Data
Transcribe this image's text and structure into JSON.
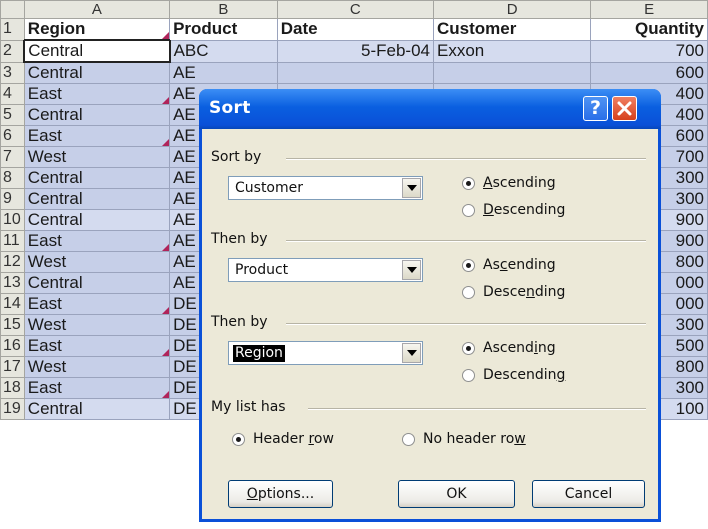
{
  "sheet": {
    "columns": [
      "A",
      "B",
      "C",
      "D",
      "E"
    ],
    "header": {
      "row": "1",
      "region": "Region",
      "product": "Product",
      "date": "Date",
      "customer": "Customer",
      "quantity": "Quantity"
    },
    "rows": [
      {
        "row": "2",
        "region": "Central",
        "product": "ABC",
        "date": "5-Feb-04",
        "customer": "Exxon",
        "quantity": "700"
      },
      {
        "row": "3",
        "region": "Central",
        "product": "AE",
        "date": "",
        "customer": "",
        "quantity": "600"
      },
      {
        "row": "4",
        "region": "East",
        "product": "AE",
        "date": "",
        "customer": "",
        "quantity": "400"
      },
      {
        "row": "5",
        "region": "Central",
        "product": "AE",
        "date": "",
        "customer": "",
        "quantity": "400"
      },
      {
        "row": "6",
        "region": "East",
        "product": "AE",
        "date": "",
        "customer": "",
        "quantity": "600"
      },
      {
        "row": "7",
        "region": "West",
        "product": "AE",
        "date": "",
        "customer": "",
        "quantity": "700"
      },
      {
        "row": "8",
        "region": "Central",
        "product": "AE",
        "date": "",
        "customer": "",
        "quantity": "300"
      },
      {
        "row": "9",
        "region": "Central",
        "product": "AE",
        "date": "",
        "customer": "",
        "quantity": "300"
      },
      {
        "row": "10",
        "region": "Central",
        "product": "AE",
        "date": "",
        "customer": "",
        "quantity": "900"
      },
      {
        "row": "11",
        "region": "East",
        "product": "AE",
        "date": "",
        "customer": "",
        "quantity": "900"
      },
      {
        "row": "12",
        "region": "West",
        "product": "AE",
        "date": "",
        "customer": "",
        "quantity": "800"
      },
      {
        "row": "13",
        "region": "Central",
        "product": "AE",
        "date": "",
        "customer": "",
        "quantity": "000"
      },
      {
        "row": "14",
        "region": "East",
        "product": "DE",
        "date": "",
        "customer": "",
        "quantity": "000"
      },
      {
        "row": "15",
        "region": "West",
        "product": "DE",
        "date": "",
        "customer": "",
        "quantity": "300"
      },
      {
        "row": "16",
        "region": "East",
        "product": "DE",
        "date": "",
        "customer": "",
        "quantity": "500"
      },
      {
        "row": "17",
        "region": "West",
        "product": "DE",
        "date": "",
        "customer": "",
        "quantity": "800"
      },
      {
        "row": "18",
        "region": "East",
        "product": "DE",
        "date": "",
        "customer": "",
        "quantity": "300"
      },
      {
        "row": "19",
        "region": "Central",
        "product": "DE",
        "date": "",
        "customer": "",
        "quantity": "100"
      }
    ]
  },
  "dialog": {
    "title": "Sort",
    "help_icon": "question-mark",
    "close_icon": "x-mark",
    "sort_by": {
      "label": "Sort by",
      "value": "Customer",
      "ascending": {
        "pre": "",
        "key": "A",
        "post": "scending"
      },
      "descending": {
        "pre": "",
        "key": "D",
        "post": "escending"
      },
      "selected": "ascending"
    },
    "then_by_1": {
      "label": "Then by",
      "value": "Product",
      "ascending": {
        "pre": "As",
        "key": "c",
        "post": "ending"
      },
      "descending": {
        "pre": "Desce",
        "key": "n",
        "post": "ding"
      },
      "selected": "ascending"
    },
    "then_by_2": {
      "label": "Then by",
      "value": "Region",
      "ascending": {
        "pre": "Ascend",
        "key": "i",
        "post": "ng"
      },
      "descending": {
        "pre": "Descendin",
        "key": "g",
        "post": ""
      },
      "selected": "ascending"
    },
    "my_list_has": {
      "label": "My list has",
      "header_row": {
        "pre": "Header ",
        "key": "r",
        "post": "ow"
      },
      "no_header_row": {
        "pre": "No header ro",
        "key": "w",
        "post": ""
      },
      "selected": "header_row"
    },
    "buttons": {
      "options": {
        "pre": "",
        "key": "O",
        "post": "ptions..."
      },
      "ok": "OK",
      "cancel": "Cancel"
    }
  },
  "colors": {
    "title_bar": "#0a50d8",
    "dialog_bg": "#ece9d8",
    "cell_highlight": "#c6cfe8",
    "close_button": "#d6401c",
    "comment_marker": "#b0245a"
  }
}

Required task
Write the entries above out in full, exactly, with no images.

Finished exercise
Transcribe this image's text and structure into JSON.
{
  "sheet": {
    "columns": [
      "A",
      "B",
      "C",
      "D",
      "E"
    ],
    "header": {
      "row": "1",
      "region": "Region",
      "product": "Product",
      "date": "Date",
      "customer": "Customer",
      "quantity": "Quantity"
    },
    "rows": [
      {
        "row": "2",
        "region": "Central",
        "product": "ABC",
        "date": "5-Feb-04",
        "customer": "Exxon",
        "quantity": "700"
      },
      {
        "row": "3",
        "region": "Central",
        "product": "AE",
        "date": "",
        "customer": "",
        "quantity": "600"
      },
      {
        "row": "4",
        "region": "East",
        "product": "AE",
        "date": "",
        "customer": "",
        "quantity": "400"
      },
      {
        "row": "5",
        "region": "Central",
        "product": "AE",
        "date": "",
        "customer": "",
        "quantity": "400"
      },
      {
        "row": "6",
        "region": "East",
        "product": "AE",
        "date": "",
        "customer": "",
        "quantity": "600"
      },
      {
        "row": "7",
        "region": "West",
        "product": "AE",
        "date": "",
        "customer": "",
        "quantity": "700"
      },
      {
        "row": "8",
        "region": "Central",
        "product": "AE",
        "date": "",
        "customer": "",
        "quantity": "300"
      },
      {
        "row": "9",
        "region": "Central",
        "product": "AE",
        "date": "",
        "customer": "",
        "quantity": "300"
      },
      {
        "row": "10",
        "region": "Central",
        "product": "AE",
        "date": "",
        "customer": "",
        "quantity": "900"
      },
      {
        "row": "11",
        "region": "East",
        "product": "AE",
        "date": "",
        "customer": "",
        "quantity": "900"
      },
      {
        "row": "12",
        "region": "West",
        "product": "AE",
        "date": "",
        "customer": "",
        "quantity": "800"
      },
      {
        "row": "13",
        "region": "Central",
        "product": "AE",
        "date": "",
        "customer": "",
        "quantity": "000"
      },
      {
        "row": "14",
        "region": "East",
        "product": "DE",
        "date": "",
        "customer": "",
        "quantity": "000"
      },
      {
        "row": "15",
        "region": "West",
        "product": "DE",
        "date": "",
        "customer": "",
        "quantity": "300"
      },
      {
        "row": "16",
        "region": "East",
        "product": "DE",
        "date": "",
        "customer": "",
        "quantity": "500"
      },
      {
        "row": "17",
        "region": "West",
        "product": "DE",
        "date": "",
        "customer": "",
        "quantity": "800"
      },
      {
        "row": "18",
        "region": "East",
        "product": "DE",
        "date": "",
        "customer": "",
        "quantity": "300"
      },
      {
        "row": "19",
        "region": "Central",
        "product": "DE",
        "date": "",
        "customer": "",
        "quantity": "100"
      }
    ]
  },
  "dialog": {
    "title": "Sort",
    "help_icon": "question-mark",
    "close_icon": "x-mark",
    "sort_by": {
      "label": "Sort by",
      "value": "Customer",
      "ascending": {
        "pre": "",
        "key": "A",
        "post": "scending"
      },
      "descending": {
        "pre": "",
        "key": "D",
        "post": "escending"
      },
      "selected": "ascending"
    },
    "then_by_1": {
      "label": "Then by",
      "value": "Product",
      "ascending": {
        "pre": "As",
        "key": "c",
        "post": "ending"
      },
      "descending": {
        "pre": "Desce",
        "key": "n",
        "post": "ding"
      },
      "selected": "ascending"
    },
    "then_by_2": {
      "label": "Then by",
      "value": "Region",
      "ascending": {
        "pre": "Ascend",
        "key": "i",
        "post": "ng"
      },
      "descending": {
        "pre": "Descendin",
        "key": "g",
        "post": ""
      },
      "selected": "ascending"
    },
    "my_list_has": {
      "label": "My list has",
      "header_row": {
        "pre": "Header ",
        "key": "r",
        "post": "ow"
      },
      "no_header_row": {
        "pre": "No header ro",
        "key": "w",
        "post": ""
      },
      "selected": "header_row"
    },
    "buttons": {
      "options": {
        "pre": "",
        "key": "O",
        "post": "ptions..."
      },
      "ok": "OK",
      "cancel": "Cancel"
    }
  },
  "colors": {
    "title_bar": "#0a50d8",
    "dialog_bg": "#ece9d8",
    "cell_highlight": "#c6cfe8",
    "close_button": "#d6401c",
    "comment_marker": "#b0245a"
  }
}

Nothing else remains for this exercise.